**Your goal:** From the line containing "Parse this screenshot: output" down to the last line of the records below, copy every line exactly. Leave out everything before it.

-- Start of Records shown --

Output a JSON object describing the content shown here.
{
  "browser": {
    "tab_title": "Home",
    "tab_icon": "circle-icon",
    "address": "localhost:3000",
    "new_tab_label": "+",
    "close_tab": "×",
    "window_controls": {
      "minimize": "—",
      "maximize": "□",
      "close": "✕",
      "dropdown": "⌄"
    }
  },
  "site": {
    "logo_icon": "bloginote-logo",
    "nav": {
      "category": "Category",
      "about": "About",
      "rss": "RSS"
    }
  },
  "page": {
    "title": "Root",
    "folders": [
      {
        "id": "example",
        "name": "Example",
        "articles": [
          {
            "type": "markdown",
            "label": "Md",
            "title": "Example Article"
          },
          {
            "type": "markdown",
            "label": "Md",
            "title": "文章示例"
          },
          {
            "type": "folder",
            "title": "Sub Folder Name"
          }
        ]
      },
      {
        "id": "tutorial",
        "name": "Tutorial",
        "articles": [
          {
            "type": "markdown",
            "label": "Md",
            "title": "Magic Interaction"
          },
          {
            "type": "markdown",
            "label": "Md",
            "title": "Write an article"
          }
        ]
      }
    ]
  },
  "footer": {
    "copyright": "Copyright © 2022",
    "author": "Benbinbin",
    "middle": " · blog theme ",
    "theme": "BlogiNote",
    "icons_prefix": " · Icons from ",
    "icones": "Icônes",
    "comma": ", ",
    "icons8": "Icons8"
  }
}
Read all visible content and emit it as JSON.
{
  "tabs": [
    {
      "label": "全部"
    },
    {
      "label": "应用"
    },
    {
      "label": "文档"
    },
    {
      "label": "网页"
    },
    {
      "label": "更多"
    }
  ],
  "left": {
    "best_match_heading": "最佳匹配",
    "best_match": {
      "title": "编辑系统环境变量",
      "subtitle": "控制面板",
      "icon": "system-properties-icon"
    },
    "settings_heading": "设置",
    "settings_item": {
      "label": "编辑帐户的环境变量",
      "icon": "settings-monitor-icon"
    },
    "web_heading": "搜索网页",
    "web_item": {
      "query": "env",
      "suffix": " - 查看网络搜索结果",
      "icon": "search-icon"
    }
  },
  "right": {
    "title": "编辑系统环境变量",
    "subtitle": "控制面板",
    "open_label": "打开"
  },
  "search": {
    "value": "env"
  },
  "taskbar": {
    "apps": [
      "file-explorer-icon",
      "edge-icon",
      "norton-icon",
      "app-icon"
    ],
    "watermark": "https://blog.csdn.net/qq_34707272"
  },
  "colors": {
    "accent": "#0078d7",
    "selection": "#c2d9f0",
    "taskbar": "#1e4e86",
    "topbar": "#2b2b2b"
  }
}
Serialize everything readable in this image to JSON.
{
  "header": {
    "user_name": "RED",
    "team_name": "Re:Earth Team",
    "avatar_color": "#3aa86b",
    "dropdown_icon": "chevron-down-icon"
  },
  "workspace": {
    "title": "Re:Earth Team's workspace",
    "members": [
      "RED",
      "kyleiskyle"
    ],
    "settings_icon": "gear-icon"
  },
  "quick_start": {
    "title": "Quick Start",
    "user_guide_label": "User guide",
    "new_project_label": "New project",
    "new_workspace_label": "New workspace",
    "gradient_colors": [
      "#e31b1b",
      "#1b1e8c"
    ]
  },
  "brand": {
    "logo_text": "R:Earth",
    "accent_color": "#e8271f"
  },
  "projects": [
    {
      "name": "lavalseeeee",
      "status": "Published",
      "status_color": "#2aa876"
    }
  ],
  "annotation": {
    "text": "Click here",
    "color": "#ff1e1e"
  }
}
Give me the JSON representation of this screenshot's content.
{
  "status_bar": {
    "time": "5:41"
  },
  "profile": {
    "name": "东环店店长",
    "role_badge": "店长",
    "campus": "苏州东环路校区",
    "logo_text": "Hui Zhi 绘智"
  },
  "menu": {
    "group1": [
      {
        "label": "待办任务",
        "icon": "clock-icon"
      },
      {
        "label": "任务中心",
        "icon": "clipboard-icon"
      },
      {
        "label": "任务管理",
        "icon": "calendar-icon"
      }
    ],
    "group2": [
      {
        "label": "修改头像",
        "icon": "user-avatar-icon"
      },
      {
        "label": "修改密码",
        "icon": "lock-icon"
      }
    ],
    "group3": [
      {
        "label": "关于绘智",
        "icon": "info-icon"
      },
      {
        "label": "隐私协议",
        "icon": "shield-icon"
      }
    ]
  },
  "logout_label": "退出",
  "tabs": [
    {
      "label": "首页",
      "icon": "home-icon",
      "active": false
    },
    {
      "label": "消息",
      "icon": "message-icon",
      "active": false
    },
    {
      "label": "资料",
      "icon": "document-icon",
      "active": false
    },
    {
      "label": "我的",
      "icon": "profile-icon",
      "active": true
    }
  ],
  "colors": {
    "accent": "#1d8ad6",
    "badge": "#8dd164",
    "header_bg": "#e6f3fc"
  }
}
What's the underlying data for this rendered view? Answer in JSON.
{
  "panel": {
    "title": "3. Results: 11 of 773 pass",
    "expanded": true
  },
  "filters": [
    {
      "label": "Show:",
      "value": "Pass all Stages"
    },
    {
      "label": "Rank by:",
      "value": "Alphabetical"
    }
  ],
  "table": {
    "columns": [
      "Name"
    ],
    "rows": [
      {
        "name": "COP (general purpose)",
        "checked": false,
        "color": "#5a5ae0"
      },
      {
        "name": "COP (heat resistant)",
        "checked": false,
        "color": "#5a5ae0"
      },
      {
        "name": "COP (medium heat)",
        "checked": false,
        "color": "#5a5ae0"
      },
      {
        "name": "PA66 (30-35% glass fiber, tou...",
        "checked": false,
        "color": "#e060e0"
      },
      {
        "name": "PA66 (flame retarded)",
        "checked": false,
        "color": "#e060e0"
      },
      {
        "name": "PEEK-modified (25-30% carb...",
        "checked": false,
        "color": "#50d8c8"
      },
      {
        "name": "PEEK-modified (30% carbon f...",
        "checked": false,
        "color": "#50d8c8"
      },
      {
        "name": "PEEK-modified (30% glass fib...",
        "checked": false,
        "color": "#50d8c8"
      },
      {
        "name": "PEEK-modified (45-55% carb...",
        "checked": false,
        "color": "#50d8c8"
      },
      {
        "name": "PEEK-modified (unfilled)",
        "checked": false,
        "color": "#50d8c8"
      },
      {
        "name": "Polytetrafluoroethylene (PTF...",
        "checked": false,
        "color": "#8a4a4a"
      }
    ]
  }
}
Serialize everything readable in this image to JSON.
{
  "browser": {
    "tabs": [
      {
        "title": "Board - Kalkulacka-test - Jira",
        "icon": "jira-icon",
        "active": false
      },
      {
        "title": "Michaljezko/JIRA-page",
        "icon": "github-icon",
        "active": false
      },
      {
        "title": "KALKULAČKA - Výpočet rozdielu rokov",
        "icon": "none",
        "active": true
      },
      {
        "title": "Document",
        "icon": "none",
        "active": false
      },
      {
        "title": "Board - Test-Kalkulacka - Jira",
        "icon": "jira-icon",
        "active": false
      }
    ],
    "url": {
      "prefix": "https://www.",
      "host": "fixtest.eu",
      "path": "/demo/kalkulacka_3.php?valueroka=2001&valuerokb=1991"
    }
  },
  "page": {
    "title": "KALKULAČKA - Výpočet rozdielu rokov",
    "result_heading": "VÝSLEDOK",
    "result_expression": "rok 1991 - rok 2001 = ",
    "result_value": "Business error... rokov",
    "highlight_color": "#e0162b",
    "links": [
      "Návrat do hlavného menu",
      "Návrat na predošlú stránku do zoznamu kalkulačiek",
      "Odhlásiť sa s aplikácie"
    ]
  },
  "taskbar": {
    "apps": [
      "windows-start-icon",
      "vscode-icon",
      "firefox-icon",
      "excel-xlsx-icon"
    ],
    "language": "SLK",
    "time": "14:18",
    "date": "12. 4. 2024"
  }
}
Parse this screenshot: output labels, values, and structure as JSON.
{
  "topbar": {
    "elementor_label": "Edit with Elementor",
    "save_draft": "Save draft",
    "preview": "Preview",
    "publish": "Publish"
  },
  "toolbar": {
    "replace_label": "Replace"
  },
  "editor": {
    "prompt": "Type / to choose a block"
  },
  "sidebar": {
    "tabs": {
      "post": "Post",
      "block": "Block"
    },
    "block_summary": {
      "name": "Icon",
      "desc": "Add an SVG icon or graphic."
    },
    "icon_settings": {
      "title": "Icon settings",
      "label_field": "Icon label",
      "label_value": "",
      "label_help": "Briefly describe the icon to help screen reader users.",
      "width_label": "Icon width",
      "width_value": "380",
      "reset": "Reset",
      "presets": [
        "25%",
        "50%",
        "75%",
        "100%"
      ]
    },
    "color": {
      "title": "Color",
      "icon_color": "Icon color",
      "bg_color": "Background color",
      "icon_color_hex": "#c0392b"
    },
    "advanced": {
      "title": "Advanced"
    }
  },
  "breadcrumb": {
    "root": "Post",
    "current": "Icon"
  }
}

-- End of Records shown --

**Solution:**
Parse this screenshot: output labels, values, and structure as JSON.
{
  "topbar": {
    "elementor_label": "Edit with Elementor",
    "save_draft": "Save draft",
    "preview": "Preview",
    "publish": "Publish"
  },
  "toolbar": {
    "replace_label": "Replace"
  },
  "editor": {
    "prompt": "Type / to choose a block"
  },
  "sidebar": {
    "tabs": {
      "post": "Post",
      "block": "Block"
    },
    "block_summary": {
      "name": "Icon",
      "desc": "Add an SVG icon or graphic."
    },
    "icon_settings": {
      "title": "Icon settings",
      "label_field": "Icon label",
      "label_value": "",
      "label_help": "Briefly describe the icon to help screen reader users.",
      "width_label": "Icon width",
      "width_value": "380",
      "reset": "Reset",
      "presets": [
        "25%",
        "50%",
        "75%",
        "100%"
      ]
    },
    "color": {
      "title": "Color",
      "icon_color": "Icon color",
      "bg_color": "Background color",
      "icon_color_hex": "#c0392b"
    },
    "advanced": {
      "title": "Advanced"
    }
  },
  "breadcrumb": {
    "root": "Post",
    "current": "Icon"
  }
}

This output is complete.